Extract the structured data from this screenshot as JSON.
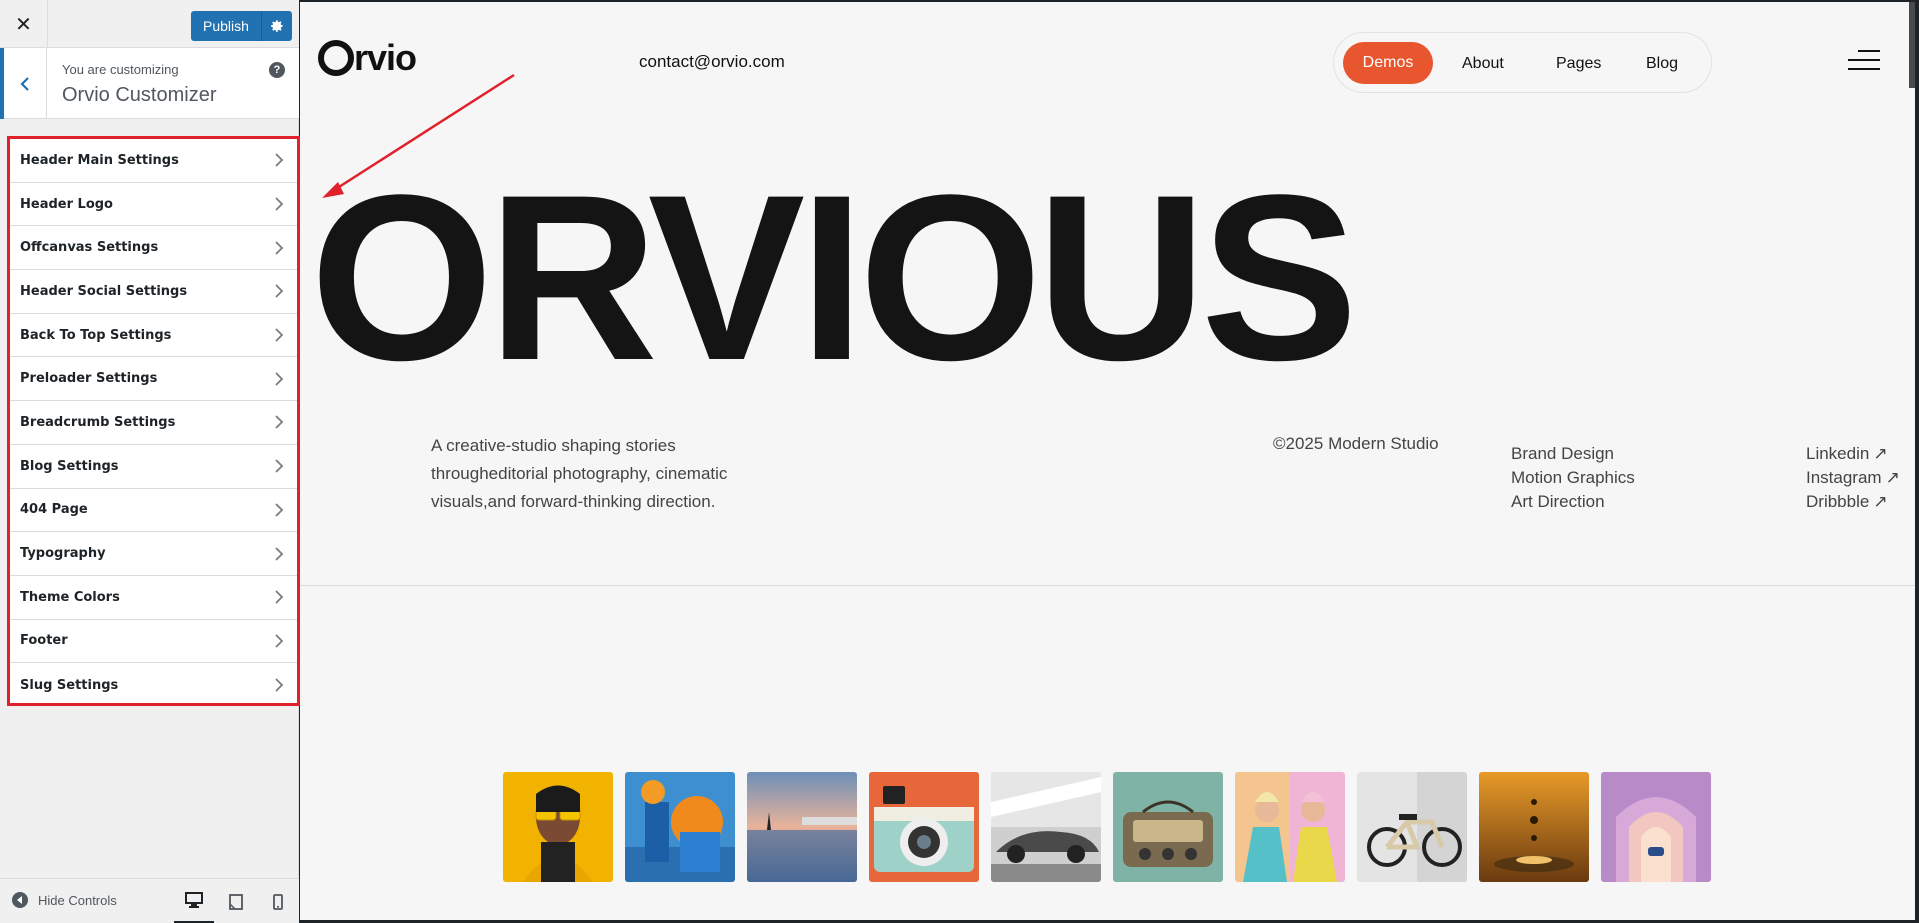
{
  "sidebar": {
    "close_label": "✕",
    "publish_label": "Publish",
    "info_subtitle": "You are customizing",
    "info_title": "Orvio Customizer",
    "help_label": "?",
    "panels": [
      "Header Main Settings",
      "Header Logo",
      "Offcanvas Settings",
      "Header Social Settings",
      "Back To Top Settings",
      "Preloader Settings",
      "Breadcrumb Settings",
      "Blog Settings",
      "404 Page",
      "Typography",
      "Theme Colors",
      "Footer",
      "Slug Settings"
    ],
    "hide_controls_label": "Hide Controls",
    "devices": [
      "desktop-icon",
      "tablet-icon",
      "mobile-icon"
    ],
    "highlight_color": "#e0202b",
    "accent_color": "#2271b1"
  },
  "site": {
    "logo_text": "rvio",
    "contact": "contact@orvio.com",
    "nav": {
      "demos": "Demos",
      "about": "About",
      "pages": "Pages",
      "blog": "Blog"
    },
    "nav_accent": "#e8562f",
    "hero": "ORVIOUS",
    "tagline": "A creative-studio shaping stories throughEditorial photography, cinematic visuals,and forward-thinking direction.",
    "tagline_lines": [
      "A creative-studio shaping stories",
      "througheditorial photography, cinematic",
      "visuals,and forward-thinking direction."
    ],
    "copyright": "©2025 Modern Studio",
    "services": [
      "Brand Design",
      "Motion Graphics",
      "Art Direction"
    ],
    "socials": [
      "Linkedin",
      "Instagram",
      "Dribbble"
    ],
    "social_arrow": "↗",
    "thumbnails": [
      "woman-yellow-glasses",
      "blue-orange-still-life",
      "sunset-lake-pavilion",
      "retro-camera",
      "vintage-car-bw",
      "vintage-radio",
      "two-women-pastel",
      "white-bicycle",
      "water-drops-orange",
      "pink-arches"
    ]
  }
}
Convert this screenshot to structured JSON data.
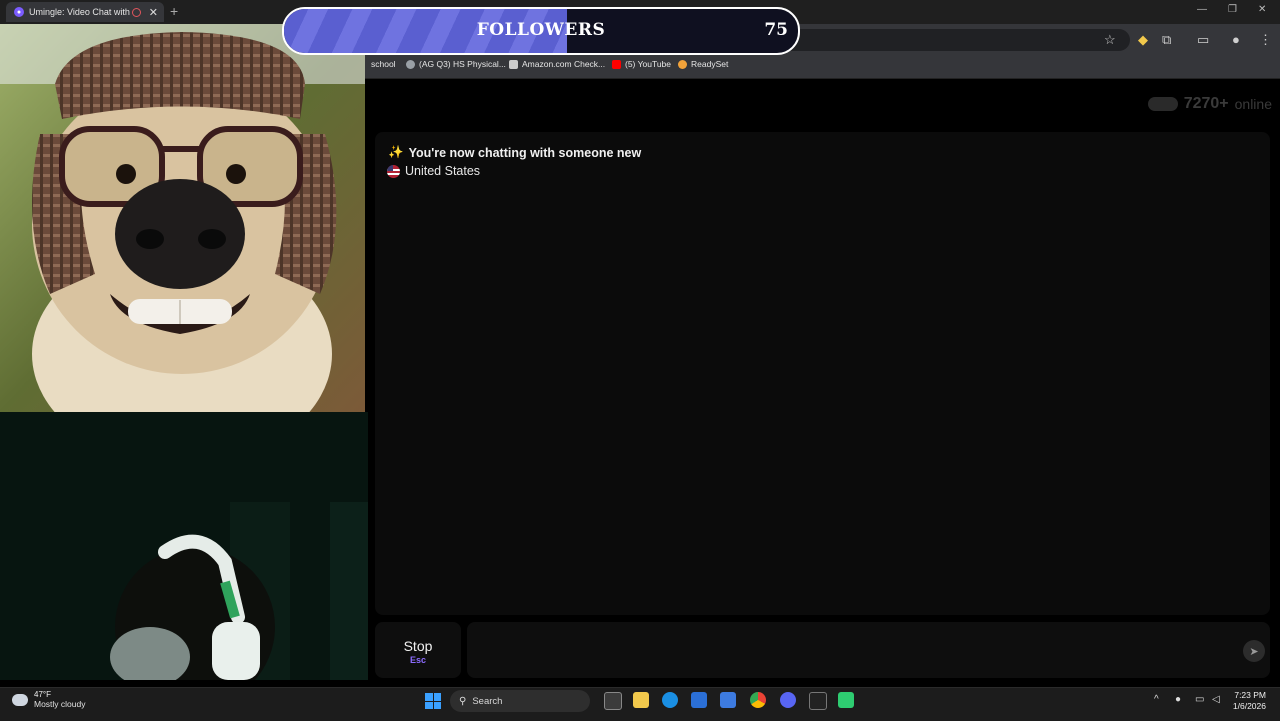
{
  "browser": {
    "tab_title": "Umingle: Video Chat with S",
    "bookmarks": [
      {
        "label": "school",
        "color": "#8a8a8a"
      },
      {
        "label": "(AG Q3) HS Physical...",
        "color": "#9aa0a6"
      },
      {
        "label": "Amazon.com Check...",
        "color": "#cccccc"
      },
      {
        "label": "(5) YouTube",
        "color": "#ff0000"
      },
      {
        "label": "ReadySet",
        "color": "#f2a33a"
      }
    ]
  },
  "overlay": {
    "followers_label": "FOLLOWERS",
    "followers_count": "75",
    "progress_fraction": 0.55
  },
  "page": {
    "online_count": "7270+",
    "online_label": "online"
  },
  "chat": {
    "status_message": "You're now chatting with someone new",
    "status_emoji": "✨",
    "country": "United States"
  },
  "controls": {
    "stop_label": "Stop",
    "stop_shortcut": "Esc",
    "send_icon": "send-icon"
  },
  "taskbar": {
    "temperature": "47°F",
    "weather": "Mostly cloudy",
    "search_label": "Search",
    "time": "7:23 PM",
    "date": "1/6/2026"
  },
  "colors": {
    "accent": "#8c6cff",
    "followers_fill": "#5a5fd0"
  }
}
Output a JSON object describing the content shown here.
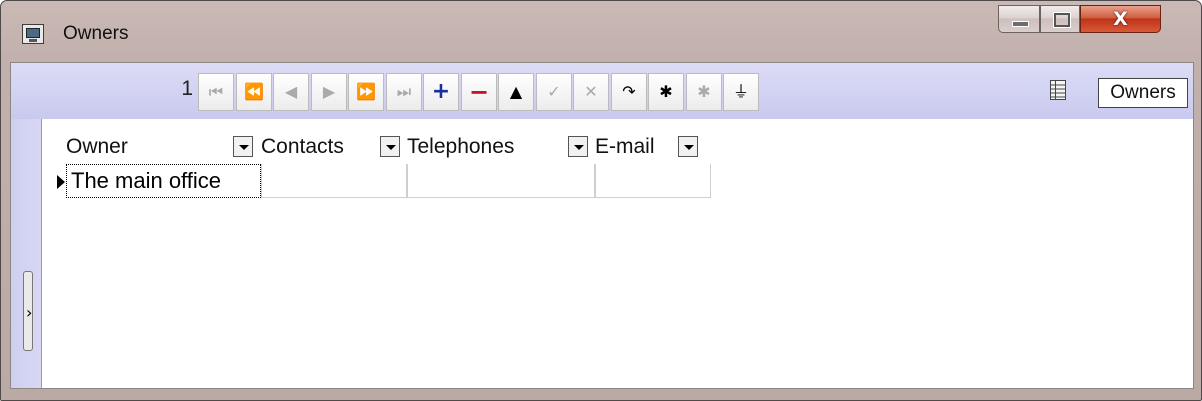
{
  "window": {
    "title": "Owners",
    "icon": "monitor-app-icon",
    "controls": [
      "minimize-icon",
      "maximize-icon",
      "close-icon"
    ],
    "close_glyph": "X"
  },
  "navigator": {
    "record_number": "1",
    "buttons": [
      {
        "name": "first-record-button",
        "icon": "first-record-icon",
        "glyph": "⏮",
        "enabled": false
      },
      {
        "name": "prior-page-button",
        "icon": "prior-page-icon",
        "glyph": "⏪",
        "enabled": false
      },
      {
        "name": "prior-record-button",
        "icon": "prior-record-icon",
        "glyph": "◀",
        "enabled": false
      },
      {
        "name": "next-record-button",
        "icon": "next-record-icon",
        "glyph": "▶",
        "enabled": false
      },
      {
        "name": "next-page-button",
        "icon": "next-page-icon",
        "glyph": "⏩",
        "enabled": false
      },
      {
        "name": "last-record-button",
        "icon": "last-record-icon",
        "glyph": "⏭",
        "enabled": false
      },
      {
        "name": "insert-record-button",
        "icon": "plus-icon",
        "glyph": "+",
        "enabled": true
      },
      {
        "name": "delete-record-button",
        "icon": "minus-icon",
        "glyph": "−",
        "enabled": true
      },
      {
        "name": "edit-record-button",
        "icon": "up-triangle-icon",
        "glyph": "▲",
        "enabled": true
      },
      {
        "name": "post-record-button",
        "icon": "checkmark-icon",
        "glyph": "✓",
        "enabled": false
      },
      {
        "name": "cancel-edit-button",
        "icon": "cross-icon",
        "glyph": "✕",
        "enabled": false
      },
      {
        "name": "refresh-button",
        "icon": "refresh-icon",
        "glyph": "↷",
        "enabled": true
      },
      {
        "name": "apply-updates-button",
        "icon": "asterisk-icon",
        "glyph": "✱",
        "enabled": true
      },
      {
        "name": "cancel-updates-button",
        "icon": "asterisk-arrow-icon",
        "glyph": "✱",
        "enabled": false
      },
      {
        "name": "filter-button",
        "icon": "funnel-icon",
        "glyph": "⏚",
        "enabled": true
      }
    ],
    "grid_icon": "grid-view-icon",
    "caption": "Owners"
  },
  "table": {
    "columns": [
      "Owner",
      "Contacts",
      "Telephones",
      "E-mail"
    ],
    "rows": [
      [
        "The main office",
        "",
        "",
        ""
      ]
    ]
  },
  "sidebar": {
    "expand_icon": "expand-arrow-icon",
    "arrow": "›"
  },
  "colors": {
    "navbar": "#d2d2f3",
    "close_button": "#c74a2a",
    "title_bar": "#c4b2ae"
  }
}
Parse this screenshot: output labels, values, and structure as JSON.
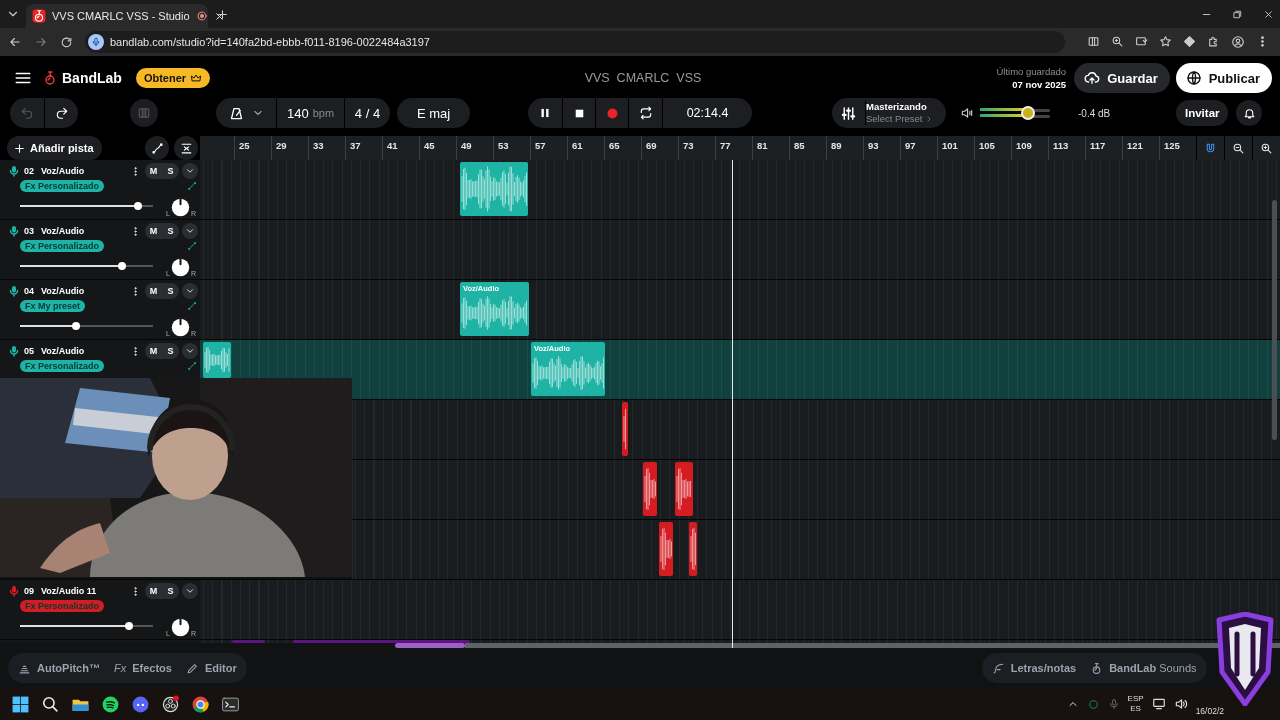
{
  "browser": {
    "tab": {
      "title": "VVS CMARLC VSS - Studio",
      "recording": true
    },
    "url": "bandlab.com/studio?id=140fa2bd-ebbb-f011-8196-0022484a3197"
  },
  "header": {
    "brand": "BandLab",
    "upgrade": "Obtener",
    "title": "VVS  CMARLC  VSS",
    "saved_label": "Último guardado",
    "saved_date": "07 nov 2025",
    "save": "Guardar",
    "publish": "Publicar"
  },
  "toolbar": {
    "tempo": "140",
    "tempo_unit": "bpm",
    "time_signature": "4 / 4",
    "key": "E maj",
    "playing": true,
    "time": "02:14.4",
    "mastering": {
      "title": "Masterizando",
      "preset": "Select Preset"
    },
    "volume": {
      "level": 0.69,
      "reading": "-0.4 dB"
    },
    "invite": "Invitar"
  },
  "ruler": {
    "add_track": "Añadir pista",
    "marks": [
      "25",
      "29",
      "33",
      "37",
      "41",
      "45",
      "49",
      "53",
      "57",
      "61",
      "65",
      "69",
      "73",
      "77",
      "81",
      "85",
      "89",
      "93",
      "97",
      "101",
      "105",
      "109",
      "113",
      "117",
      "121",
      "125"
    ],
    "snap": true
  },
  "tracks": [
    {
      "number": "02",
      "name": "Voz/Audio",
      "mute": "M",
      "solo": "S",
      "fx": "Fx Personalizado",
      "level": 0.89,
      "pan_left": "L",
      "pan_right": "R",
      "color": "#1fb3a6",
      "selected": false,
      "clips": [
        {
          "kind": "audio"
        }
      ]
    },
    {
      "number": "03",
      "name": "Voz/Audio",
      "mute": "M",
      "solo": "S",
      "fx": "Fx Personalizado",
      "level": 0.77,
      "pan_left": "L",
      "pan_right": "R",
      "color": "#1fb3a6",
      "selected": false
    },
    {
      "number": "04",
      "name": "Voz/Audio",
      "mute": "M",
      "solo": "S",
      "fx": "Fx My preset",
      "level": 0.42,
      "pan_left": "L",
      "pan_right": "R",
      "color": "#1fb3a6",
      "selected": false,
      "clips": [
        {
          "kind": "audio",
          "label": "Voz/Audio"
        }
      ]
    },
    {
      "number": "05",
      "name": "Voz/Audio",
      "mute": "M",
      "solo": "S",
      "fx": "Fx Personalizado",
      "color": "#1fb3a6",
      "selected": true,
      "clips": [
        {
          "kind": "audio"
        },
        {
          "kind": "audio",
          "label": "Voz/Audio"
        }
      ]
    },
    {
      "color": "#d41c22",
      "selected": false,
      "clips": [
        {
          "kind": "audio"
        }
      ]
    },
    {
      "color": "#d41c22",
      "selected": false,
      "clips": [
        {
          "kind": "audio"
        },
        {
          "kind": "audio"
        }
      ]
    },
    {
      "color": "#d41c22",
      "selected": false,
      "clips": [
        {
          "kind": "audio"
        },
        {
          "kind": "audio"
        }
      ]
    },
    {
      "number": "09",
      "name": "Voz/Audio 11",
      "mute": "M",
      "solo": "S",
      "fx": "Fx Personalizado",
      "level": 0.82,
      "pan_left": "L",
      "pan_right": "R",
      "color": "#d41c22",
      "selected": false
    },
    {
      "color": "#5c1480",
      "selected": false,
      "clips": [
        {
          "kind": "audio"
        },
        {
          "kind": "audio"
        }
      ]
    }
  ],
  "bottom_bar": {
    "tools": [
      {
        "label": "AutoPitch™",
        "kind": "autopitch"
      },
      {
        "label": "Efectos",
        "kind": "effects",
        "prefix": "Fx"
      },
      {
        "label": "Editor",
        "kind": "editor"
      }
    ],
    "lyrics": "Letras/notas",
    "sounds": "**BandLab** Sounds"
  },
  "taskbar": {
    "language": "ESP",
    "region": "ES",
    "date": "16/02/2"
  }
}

== == ==

### SET TASK
From the entries above, copy out every line where the string "shaping" appears.

### RESULT FOR THIS TASK
    "tagline": "A creative-studio shaping stories throughEditorial photography, cinematic visuals,and forward-thinking direction.",
      "A creative-studio shaping stories",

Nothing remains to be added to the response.